Stored rows:
--- START ---
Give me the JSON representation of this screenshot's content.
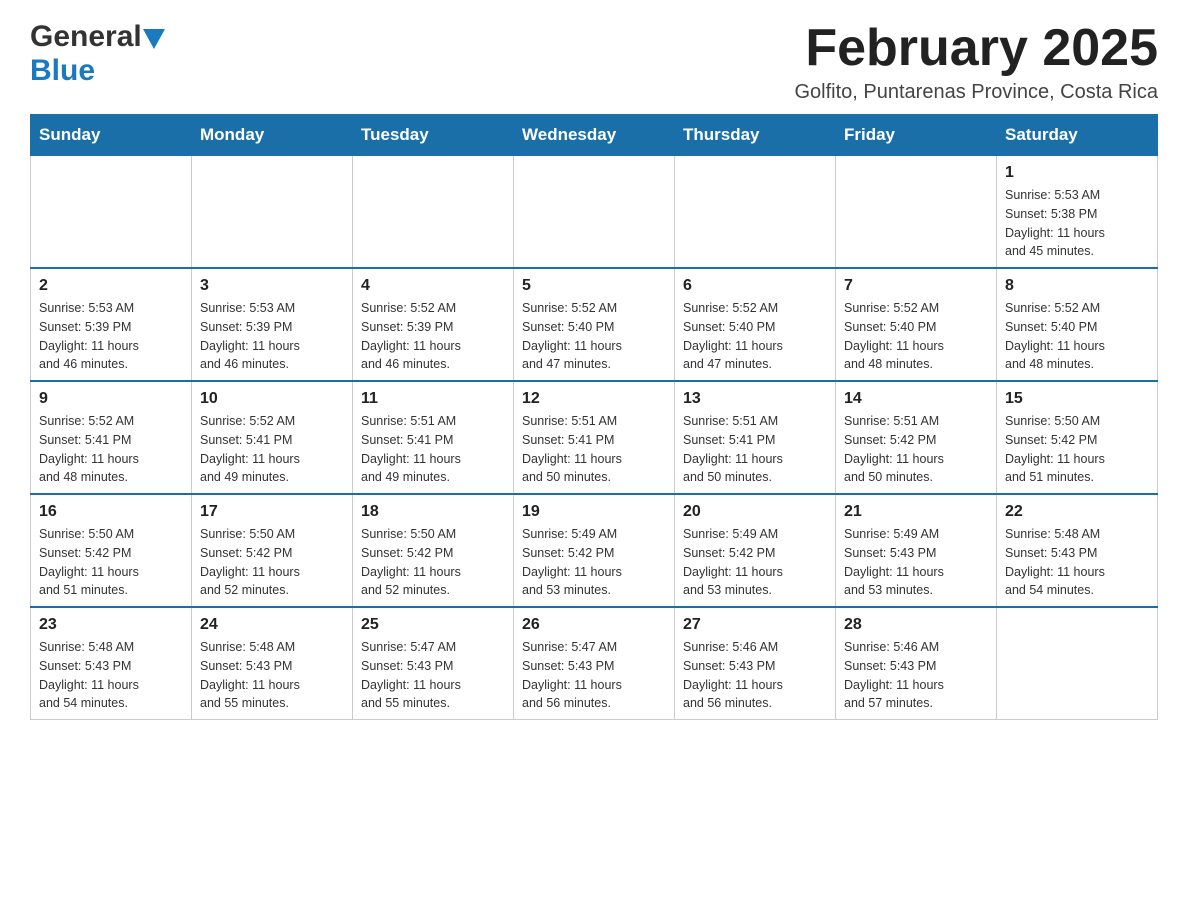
{
  "header": {
    "logo": {
      "general": "General",
      "blue": "Blue",
      "triangle_color": "#1a7abf"
    },
    "title": "February 2025",
    "location": "Golfito, Puntarenas Province, Costa Rica"
  },
  "calendar": {
    "headers": [
      "Sunday",
      "Monday",
      "Tuesday",
      "Wednesday",
      "Thursday",
      "Friday",
      "Saturday"
    ],
    "accent_color": "#1a6fa8",
    "weeks": [
      {
        "days": [
          {
            "num": "",
            "info": ""
          },
          {
            "num": "",
            "info": ""
          },
          {
            "num": "",
            "info": ""
          },
          {
            "num": "",
            "info": ""
          },
          {
            "num": "",
            "info": ""
          },
          {
            "num": "",
            "info": ""
          },
          {
            "num": "1",
            "info": "Sunrise: 5:53 AM\nSunset: 5:38 PM\nDaylight: 11 hours\nand 45 minutes."
          }
        ]
      },
      {
        "days": [
          {
            "num": "2",
            "info": "Sunrise: 5:53 AM\nSunset: 5:39 PM\nDaylight: 11 hours\nand 46 minutes."
          },
          {
            "num": "3",
            "info": "Sunrise: 5:53 AM\nSunset: 5:39 PM\nDaylight: 11 hours\nand 46 minutes."
          },
          {
            "num": "4",
            "info": "Sunrise: 5:52 AM\nSunset: 5:39 PM\nDaylight: 11 hours\nand 46 minutes."
          },
          {
            "num": "5",
            "info": "Sunrise: 5:52 AM\nSunset: 5:40 PM\nDaylight: 11 hours\nand 47 minutes."
          },
          {
            "num": "6",
            "info": "Sunrise: 5:52 AM\nSunset: 5:40 PM\nDaylight: 11 hours\nand 47 minutes."
          },
          {
            "num": "7",
            "info": "Sunrise: 5:52 AM\nSunset: 5:40 PM\nDaylight: 11 hours\nand 48 minutes."
          },
          {
            "num": "8",
            "info": "Sunrise: 5:52 AM\nSunset: 5:40 PM\nDaylight: 11 hours\nand 48 minutes."
          }
        ]
      },
      {
        "days": [
          {
            "num": "9",
            "info": "Sunrise: 5:52 AM\nSunset: 5:41 PM\nDaylight: 11 hours\nand 48 minutes."
          },
          {
            "num": "10",
            "info": "Sunrise: 5:52 AM\nSunset: 5:41 PM\nDaylight: 11 hours\nand 49 minutes."
          },
          {
            "num": "11",
            "info": "Sunrise: 5:51 AM\nSunset: 5:41 PM\nDaylight: 11 hours\nand 49 minutes."
          },
          {
            "num": "12",
            "info": "Sunrise: 5:51 AM\nSunset: 5:41 PM\nDaylight: 11 hours\nand 50 minutes."
          },
          {
            "num": "13",
            "info": "Sunrise: 5:51 AM\nSunset: 5:41 PM\nDaylight: 11 hours\nand 50 minutes."
          },
          {
            "num": "14",
            "info": "Sunrise: 5:51 AM\nSunset: 5:42 PM\nDaylight: 11 hours\nand 50 minutes."
          },
          {
            "num": "15",
            "info": "Sunrise: 5:50 AM\nSunset: 5:42 PM\nDaylight: 11 hours\nand 51 minutes."
          }
        ]
      },
      {
        "days": [
          {
            "num": "16",
            "info": "Sunrise: 5:50 AM\nSunset: 5:42 PM\nDaylight: 11 hours\nand 51 minutes."
          },
          {
            "num": "17",
            "info": "Sunrise: 5:50 AM\nSunset: 5:42 PM\nDaylight: 11 hours\nand 52 minutes."
          },
          {
            "num": "18",
            "info": "Sunrise: 5:50 AM\nSunset: 5:42 PM\nDaylight: 11 hours\nand 52 minutes."
          },
          {
            "num": "19",
            "info": "Sunrise: 5:49 AM\nSunset: 5:42 PM\nDaylight: 11 hours\nand 53 minutes."
          },
          {
            "num": "20",
            "info": "Sunrise: 5:49 AM\nSunset: 5:42 PM\nDaylight: 11 hours\nand 53 minutes."
          },
          {
            "num": "21",
            "info": "Sunrise: 5:49 AM\nSunset: 5:43 PM\nDaylight: 11 hours\nand 53 minutes."
          },
          {
            "num": "22",
            "info": "Sunrise: 5:48 AM\nSunset: 5:43 PM\nDaylight: 11 hours\nand 54 minutes."
          }
        ]
      },
      {
        "days": [
          {
            "num": "23",
            "info": "Sunrise: 5:48 AM\nSunset: 5:43 PM\nDaylight: 11 hours\nand 54 minutes."
          },
          {
            "num": "24",
            "info": "Sunrise: 5:48 AM\nSunset: 5:43 PM\nDaylight: 11 hours\nand 55 minutes."
          },
          {
            "num": "25",
            "info": "Sunrise: 5:47 AM\nSunset: 5:43 PM\nDaylight: 11 hours\nand 55 minutes."
          },
          {
            "num": "26",
            "info": "Sunrise: 5:47 AM\nSunset: 5:43 PM\nDaylight: 11 hours\nand 56 minutes."
          },
          {
            "num": "27",
            "info": "Sunrise: 5:46 AM\nSunset: 5:43 PM\nDaylight: 11 hours\nand 56 minutes."
          },
          {
            "num": "28",
            "info": "Sunrise: 5:46 AM\nSunset: 5:43 PM\nDaylight: 11 hours\nand 57 minutes."
          },
          {
            "num": "",
            "info": ""
          }
        ]
      }
    ]
  }
}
--- END ---
Exercise prompt: Return the material word for word. Pictures are not part of the copy.

Exercise response:
Give me the JSON representation of this screenshot's content.
{
  "header": {
    "logo": {
      "general": "General",
      "blue": "Blue",
      "triangle_color": "#1a7abf"
    },
    "title": "February 2025",
    "location": "Golfito, Puntarenas Province, Costa Rica"
  },
  "calendar": {
    "headers": [
      "Sunday",
      "Monday",
      "Tuesday",
      "Wednesday",
      "Thursday",
      "Friday",
      "Saturday"
    ],
    "accent_color": "#1a6fa8",
    "weeks": [
      {
        "days": [
          {
            "num": "",
            "info": ""
          },
          {
            "num": "",
            "info": ""
          },
          {
            "num": "",
            "info": ""
          },
          {
            "num": "",
            "info": ""
          },
          {
            "num": "",
            "info": ""
          },
          {
            "num": "",
            "info": ""
          },
          {
            "num": "1",
            "info": "Sunrise: 5:53 AM\nSunset: 5:38 PM\nDaylight: 11 hours\nand 45 minutes."
          }
        ]
      },
      {
        "days": [
          {
            "num": "2",
            "info": "Sunrise: 5:53 AM\nSunset: 5:39 PM\nDaylight: 11 hours\nand 46 minutes."
          },
          {
            "num": "3",
            "info": "Sunrise: 5:53 AM\nSunset: 5:39 PM\nDaylight: 11 hours\nand 46 minutes."
          },
          {
            "num": "4",
            "info": "Sunrise: 5:52 AM\nSunset: 5:39 PM\nDaylight: 11 hours\nand 46 minutes."
          },
          {
            "num": "5",
            "info": "Sunrise: 5:52 AM\nSunset: 5:40 PM\nDaylight: 11 hours\nand 47 minutes."
          },
          {
            "num": "6",
            "info": "Sunrise: 5:52 AM\nSunset: 5:40 PM\nDaylight: 11 hours\nand 47 minutes."
          },
          {
            "num": "7",
            "info": "Sunrise: 5:52 AM\nSunset: 5:40 PM\nDaylight: 11 hours\nand 48 minutes."
          },
          {
            "num": "8",
            "info": "Sunrise: 5:52 AM\nSunset: 5:40 PM\nDaylight: 11 hours\nand 48 minutes."
          }
        ]
      },
      {
        "days": [
          {
            "num": "9",
            "info": "Sunrise: 5:52 AM\nSunset: 5:41 PM\nDaylight: 11 hours\nand 48 minutes."
          },
          {
            "num": "10",
            "info": "Sunrise: 5:52 AM\nSunset: 5:41 PM\nDaylight: 11 hours\nand 49 minutes."
          },
          {
            "num": "11",
            "info": "Sunrise: 5:51 AM\nSunset: 5:41 PM\nDaylight: 11 hours\nand 49 minutes."
          },
          {
            "num": "12",
            "info": "Sunrise: 5:51 AM\nSunset: 5:41 PM\nDaylight: 11 hours\nand 50 minutes."
          },
          {
            "num": "13",
            "info": "Sunrise: 5:51 AM\nSunset: 5:41 PM\nDaylight: 11 hours\nand 50 minutes."
          },
          {
            "num": "14",
            "info": "Sunrise: 5:51 AM\nSunset: 5:42 PM\nDaylight: 11 hours\nand 50 minutes."
          },
          {
            "num": "15",
            "info": "Sunrise: 5:50 AM\nSunset: 5:42 PM\nDaylight: 11 hours\nand 51 minutes."
          }
        ]
      },
      {
        "days": [
          {
            "num": "16",
            "info": "Sunrise: 5:50 AM\nSunset: 5:42 PM\nDaylight: 11 hours\nand 51 minutes."
          },
          {
            "num": "17",
            "info": "Sunrise: 5:50 AM\nSunset: 5:42 PM\nDaylight: 11 hours\nand 52 minutes."
          },
          {
            "num": "18",
            "info": "Sunrise: 5:50 AM\nSunset: 5:42 PM\nDaylight: 11 hours\nand 52 minutes."
          },
          {
            "num": "19",
            "info": "Sunrise: 5:49 AM\nSunset: 5:42 PM\nDaylight: 11 hours\nand 53 minutes."
          },
          {
            "num": "20",
            "info": "Sunrise: 5:49 AM\nSunset: 5:42 PM\nDaylight: 11 hours\nand 53 minutes."
          },
          {
            "num": "21",
            "info": "Sunrise: 5:49 AM\nSunset: 5:43 PM\nDaylight: 11 hours\nand 53 minutes."
          },
          {
            "num": "22",
            "info": "Sunrise: 5:48 AM\nSunset: 5:43 PM\nDaylight: 11 hours\nand 54 minutes."
          }
        ]
      },
      {
        "days": [
          {
            "num": "23",
            "info": "Sunrise: 5:48 AM\nSunset: 5:43 PM\nDaylight: 11 hours\nand 54 minutes."
          },
          {
            "num": "24",
            "info": "Sunrise: 5:48 AM\nSunset: 5:43 PM\nDaylight: 11 hours\nand 55 minutes."
          },
          {
            "num": "25",
            "info": "Sunrise: 5:47 AM\nSunset: 5:43 PM\nDaylight: 11 hours\nand 55 minutes."
          },
          {
            "num": "26",
            "info": "Sunrise: 5:47 AM\nSunset: 5:43 PM\nDaylight: 11 hours\nand 56 minutes."
          },
          {
            "num": "27",
            "info": "Sunrise: 5:46 AM\nSunset: 5:43 PM\nDaylight: 11 hours\nand 56 minutes."
          },
          {
            "num": "28",
            "info": "Sunrise: 5:46 AM\nSunset: 5:43 PM\nDaylight: 11 hours\nand 57 minutes."
          },
          {
            "num": "",
            "info": ""
          }
        ]
      }
    ]
  }
}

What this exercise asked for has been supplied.